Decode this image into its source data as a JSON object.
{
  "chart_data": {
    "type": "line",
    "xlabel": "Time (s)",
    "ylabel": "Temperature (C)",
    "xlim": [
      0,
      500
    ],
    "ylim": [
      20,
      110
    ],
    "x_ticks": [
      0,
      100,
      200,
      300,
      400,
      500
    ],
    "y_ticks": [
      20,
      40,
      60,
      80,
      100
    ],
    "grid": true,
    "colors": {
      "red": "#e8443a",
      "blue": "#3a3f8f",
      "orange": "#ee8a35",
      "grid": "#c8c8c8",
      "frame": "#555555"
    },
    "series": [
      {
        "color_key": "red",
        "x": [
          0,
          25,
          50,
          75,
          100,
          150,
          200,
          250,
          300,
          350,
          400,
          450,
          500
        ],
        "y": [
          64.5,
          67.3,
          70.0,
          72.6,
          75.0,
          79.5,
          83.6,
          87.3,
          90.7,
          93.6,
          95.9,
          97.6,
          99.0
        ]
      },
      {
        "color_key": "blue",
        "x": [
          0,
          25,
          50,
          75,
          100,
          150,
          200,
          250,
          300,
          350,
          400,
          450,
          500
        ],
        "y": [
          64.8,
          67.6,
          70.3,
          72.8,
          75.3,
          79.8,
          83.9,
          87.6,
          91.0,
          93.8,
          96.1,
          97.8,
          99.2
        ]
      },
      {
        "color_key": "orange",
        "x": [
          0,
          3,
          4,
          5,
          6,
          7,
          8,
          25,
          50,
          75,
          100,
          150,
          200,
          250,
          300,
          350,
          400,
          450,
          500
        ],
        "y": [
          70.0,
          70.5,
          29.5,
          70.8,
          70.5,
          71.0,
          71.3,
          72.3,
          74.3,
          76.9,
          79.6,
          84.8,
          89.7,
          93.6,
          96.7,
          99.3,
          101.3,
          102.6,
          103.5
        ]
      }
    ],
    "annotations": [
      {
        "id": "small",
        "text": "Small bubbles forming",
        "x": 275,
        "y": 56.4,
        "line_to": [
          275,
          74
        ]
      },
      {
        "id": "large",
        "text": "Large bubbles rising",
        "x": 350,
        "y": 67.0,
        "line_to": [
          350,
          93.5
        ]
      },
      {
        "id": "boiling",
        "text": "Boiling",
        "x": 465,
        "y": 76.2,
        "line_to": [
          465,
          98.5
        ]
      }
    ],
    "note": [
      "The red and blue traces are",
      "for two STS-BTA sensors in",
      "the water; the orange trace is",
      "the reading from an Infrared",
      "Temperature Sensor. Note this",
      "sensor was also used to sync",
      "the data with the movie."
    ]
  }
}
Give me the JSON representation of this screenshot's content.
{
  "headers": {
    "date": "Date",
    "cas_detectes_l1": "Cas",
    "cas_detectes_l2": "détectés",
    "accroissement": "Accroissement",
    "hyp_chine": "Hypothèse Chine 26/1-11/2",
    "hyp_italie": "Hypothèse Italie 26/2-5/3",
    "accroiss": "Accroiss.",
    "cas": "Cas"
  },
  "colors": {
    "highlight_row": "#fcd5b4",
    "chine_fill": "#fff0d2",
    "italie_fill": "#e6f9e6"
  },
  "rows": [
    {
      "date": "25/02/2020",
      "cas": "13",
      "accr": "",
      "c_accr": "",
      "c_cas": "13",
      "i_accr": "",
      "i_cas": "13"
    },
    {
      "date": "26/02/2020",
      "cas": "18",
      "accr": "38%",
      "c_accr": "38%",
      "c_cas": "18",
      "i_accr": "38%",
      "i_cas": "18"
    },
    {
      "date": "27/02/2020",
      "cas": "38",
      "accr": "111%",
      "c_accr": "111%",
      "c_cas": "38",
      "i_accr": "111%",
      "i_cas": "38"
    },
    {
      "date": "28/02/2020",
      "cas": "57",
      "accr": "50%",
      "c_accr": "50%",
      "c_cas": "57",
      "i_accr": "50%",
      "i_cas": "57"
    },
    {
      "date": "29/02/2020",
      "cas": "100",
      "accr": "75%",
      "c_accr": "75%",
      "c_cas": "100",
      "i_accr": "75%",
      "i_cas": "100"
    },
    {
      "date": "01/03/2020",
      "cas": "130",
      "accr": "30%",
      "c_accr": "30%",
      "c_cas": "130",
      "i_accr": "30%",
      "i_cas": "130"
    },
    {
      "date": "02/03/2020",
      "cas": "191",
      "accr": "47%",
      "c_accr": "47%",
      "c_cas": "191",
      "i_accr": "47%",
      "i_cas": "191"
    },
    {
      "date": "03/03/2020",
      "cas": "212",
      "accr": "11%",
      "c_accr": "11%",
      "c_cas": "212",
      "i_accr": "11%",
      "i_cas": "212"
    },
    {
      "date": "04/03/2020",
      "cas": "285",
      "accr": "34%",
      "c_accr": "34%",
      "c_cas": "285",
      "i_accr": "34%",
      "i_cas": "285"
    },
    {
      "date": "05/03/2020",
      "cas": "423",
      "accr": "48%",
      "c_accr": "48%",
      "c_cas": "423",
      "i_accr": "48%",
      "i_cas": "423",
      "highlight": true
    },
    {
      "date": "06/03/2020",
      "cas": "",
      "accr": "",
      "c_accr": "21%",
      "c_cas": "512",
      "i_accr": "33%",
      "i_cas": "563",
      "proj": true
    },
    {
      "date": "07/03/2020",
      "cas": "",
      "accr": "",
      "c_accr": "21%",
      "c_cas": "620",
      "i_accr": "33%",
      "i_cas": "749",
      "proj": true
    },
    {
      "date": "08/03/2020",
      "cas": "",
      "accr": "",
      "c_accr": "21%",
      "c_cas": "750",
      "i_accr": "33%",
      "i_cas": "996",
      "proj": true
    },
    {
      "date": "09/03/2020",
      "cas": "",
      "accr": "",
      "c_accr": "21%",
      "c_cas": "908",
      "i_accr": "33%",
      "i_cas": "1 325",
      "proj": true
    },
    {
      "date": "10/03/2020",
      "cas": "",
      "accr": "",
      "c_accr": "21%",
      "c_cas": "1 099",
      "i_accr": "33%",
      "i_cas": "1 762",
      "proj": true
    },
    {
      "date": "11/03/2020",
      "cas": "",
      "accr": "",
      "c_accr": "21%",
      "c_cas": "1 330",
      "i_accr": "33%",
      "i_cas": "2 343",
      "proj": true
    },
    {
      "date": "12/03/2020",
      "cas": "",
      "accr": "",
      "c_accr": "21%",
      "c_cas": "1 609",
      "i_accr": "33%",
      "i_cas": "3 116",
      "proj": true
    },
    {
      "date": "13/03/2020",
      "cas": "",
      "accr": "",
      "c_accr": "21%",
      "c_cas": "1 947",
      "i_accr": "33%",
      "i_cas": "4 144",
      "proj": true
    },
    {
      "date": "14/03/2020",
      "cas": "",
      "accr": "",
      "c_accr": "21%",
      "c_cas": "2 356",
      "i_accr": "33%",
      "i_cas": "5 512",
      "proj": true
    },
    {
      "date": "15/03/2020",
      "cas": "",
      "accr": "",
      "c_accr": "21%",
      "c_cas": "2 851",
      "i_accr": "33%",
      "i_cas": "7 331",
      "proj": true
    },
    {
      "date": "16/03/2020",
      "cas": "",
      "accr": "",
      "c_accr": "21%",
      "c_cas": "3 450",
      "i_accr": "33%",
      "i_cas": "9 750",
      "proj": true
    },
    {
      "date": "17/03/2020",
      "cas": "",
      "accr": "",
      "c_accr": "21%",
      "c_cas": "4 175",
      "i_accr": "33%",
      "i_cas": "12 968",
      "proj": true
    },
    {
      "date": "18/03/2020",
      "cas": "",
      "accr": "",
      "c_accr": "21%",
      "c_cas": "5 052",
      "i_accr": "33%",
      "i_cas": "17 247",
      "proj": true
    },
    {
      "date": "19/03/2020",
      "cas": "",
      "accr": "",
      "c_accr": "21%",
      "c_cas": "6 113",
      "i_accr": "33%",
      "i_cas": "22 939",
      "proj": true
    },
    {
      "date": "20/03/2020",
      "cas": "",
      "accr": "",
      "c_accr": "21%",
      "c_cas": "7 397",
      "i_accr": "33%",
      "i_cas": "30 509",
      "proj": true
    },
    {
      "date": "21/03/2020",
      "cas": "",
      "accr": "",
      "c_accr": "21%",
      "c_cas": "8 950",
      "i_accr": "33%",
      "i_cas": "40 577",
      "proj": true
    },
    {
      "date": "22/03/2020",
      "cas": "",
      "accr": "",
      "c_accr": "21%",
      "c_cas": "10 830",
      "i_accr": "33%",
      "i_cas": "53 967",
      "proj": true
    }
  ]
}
- - - - - - -
* _Task prompt_: Search the listing above for the string "this". Copy every line that contains it.

* _Response below_:
Decode this image into its source data as a JSON object.
      "Temperature Sensor. Note this",
Give me the JSON representation of this screenshot's content.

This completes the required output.